* start Record set *

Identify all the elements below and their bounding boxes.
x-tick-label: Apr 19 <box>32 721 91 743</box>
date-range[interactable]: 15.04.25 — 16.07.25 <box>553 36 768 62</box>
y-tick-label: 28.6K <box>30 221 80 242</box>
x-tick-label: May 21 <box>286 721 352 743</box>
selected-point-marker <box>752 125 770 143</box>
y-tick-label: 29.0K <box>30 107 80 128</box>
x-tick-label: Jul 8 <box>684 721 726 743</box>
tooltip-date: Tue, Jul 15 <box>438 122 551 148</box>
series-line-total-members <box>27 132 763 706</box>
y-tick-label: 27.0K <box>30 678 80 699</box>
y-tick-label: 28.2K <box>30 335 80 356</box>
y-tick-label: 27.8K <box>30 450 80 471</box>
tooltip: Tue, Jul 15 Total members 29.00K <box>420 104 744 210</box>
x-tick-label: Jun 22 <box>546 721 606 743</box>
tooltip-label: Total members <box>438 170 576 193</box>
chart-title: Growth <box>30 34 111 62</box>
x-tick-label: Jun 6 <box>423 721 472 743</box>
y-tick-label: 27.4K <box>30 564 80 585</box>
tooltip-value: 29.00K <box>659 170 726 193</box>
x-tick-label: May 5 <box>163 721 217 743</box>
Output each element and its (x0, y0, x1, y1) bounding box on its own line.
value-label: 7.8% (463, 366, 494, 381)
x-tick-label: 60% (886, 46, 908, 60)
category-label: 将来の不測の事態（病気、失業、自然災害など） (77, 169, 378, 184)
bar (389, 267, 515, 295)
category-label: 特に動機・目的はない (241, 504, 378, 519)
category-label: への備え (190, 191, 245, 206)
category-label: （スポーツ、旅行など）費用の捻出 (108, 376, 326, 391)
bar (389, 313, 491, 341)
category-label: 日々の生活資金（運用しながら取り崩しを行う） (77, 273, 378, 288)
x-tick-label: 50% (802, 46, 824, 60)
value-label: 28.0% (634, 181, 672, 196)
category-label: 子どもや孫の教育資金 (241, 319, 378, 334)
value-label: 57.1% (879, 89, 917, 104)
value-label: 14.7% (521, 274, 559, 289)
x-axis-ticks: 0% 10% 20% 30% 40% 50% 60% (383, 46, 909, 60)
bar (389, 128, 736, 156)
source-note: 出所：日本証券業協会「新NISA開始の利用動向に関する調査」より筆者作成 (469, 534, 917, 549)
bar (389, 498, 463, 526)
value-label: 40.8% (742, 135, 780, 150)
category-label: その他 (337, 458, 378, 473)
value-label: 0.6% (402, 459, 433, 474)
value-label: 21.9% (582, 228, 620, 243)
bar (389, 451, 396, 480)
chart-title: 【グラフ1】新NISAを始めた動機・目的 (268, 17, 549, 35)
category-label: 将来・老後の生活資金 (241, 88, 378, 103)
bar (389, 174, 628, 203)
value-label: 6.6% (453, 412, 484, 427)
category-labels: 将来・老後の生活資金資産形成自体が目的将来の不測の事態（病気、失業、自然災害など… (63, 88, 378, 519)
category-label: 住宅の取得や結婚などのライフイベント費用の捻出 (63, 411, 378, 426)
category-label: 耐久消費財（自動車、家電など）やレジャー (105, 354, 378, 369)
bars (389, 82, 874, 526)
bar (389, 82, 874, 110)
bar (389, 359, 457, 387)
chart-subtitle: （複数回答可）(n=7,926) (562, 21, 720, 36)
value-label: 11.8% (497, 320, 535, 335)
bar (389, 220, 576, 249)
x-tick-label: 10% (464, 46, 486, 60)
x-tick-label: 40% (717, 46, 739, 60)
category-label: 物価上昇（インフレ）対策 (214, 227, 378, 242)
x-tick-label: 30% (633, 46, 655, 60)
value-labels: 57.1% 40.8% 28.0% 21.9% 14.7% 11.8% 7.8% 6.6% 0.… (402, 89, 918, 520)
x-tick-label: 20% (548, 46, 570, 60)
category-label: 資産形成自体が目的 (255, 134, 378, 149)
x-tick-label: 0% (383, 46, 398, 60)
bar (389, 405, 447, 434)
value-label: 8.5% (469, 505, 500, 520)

* end Record set *

• [Instructions for the task]: Please reproduce every line of all the records above word for word, changing nothing.

• [Solution for this problem]:
Identify all the elements below and their bounding boxes.
x-tick-label: Apr 19 <box>32 721 91 743</box>
date-range[interactable]: 15.04.25 — 16.07.25 <box>553 36 768 62</box>
y-tick-label: 28.6K <box>30 221 80 242</box>
x-tick-label: May 21 <box>286 721 352 743</box>
selected-point-marker <box>752 125 770 143</box>
y-tick-label: 29.0K <box>30 107 80 128</box>
x-tick-label: Jul 8 <box>684 721 726 743</box>
tooltip-date: Tue, Jul 15 <box>438 122 551 148</box>
series-line-total-members <box>27 132 763 706</box>
y-tick-label: 27.0K <box>30 678 80 699</box>
y-tick-label: 28.2K <box>30 335 80 356</box>
y-tick-label: 27.8K <box>30 450 80 471</box>
tooltip: Tue, Jul 15 Total members 29.00K <box>420 104 744 210</box>
x-tick-label: Jun 22 <box>546 721 606 743</box>
tooltip-label: Total members <box>438 170 576 193</box>
chart-title: Growth <box>30 34 111 62</box>
x-tick-label: Jun 6 <box>423 721 472 743</box>
y-tick-label: 27.4K <box>30 564 80 585</box>
tooltip-value: 29.00K <box>659 170 726 193</box>
x-tick-label: May 5 <box>163 721 217 743</box>
Output each element and its (x0, y0, x1, y1) bounding box on its own line.
value-label: 7.8% (463, 366, 494, 381)
x-tick-label: 60% (886, 46, 908, 60)
category-label: 将来の不測の事態（病気、失業、自然災害など） (77, 169, 378, 184)
bar (389, 267, 515, 295)
category-label: 特に動機・目的はない (241, 504, 378, 519)
category-label: への備え (190, 191, 245, 206)
category-label: （スポーツ、旅行など）費用の捻出 (108, 376, 326, 391)
bar (389, 313, 491, 341)
category-label: 日々の生活資金（運用しながら取り崩しを行う） (77, 273, 378, 288)
x-tick-label: 50% (802, 46, 824, 60)
value-label: 28.0% (634, 181, 672, 196)
category-label: 子どもや孫の教育資金 (241, 319, 378, 334)
value-label: 57.1% (879, 89, 917, 104)
value-label: 14.7% (521, 274, 559, 289)
x-axis-ticks: 0% 10% 20% 30% 40% 50% 60% (383, 46, 909, 60)
bar (389, 128, 736, 156)
source-note: 出所：日本証券業協会「新NISA開始の利用動向に関する調査」より筆者作成 (469, 534, 917, 549)
bar (389, 498, 463, 526)
value-label: 40.8% (742, 135, 780, 150)
category-label: その他 (337, 458, 378, 473)
value-label: 0.6% (402, 459, 433, 474)
value-label: 21.9% (582, 228, 620, 243)
bar (389, 451, 396, 480)
chart-title: 【グラフ1】新NISAを始めた動機・目的 (268, 17, 549, 35)
category-label: 将来・老後の生活資金 (241, 88, 378, 103)
bar (389, 174, 628, 203)
value-label: 6.6% (453, 412, 484, 427)
category-labels: 将来・老後の生活資金資産形成自体が目的将来の不測の事態（病気、失業、自然災害など… (63, 88, 378, 519)
category-label: 住宅の取得や結婚などのライフイベント費用の捻出 (63, 411, 378, 426)
category-label: 耐久消費財（自動車、家電など）やレジャー (105, 354, 378, 369)
bars (389, 82, 874, 526)
bar (389, 82, 874, 110)
bar (389, 359, 457, 387)
chart-subtitle: （複数回答可）(n=7,926) (562, 21, 720, 36)
value-label: 11.8% (497, 320, 535, 335)
bar (389, 220, 576, 249)
x-tick-label: 10% (464, 46, 486, 60)
x-tick-label: 40% (717, 46, 739, 60)
category-label: 物価上昇（インフレ）対策 (214, 227, 378, 242)
x-tick-label: 30% (633, 46, 655, 60)
value-labels: 57.1% 40.8% 28.0% 21.9% 14.7% 11.8% 7.8% 6.6% 0.… (402, 89, 918, 520)
x-tick-label: 20% (548, 46, 570, 60)
category-label: 資産形成自体が目的 (255, 134, 378, 149)
x-tick-label: 0% (383, 46, 398, 60)
bar (389, 405, 447, 434)
value-label: 8.5% (469, 505, 500, 520)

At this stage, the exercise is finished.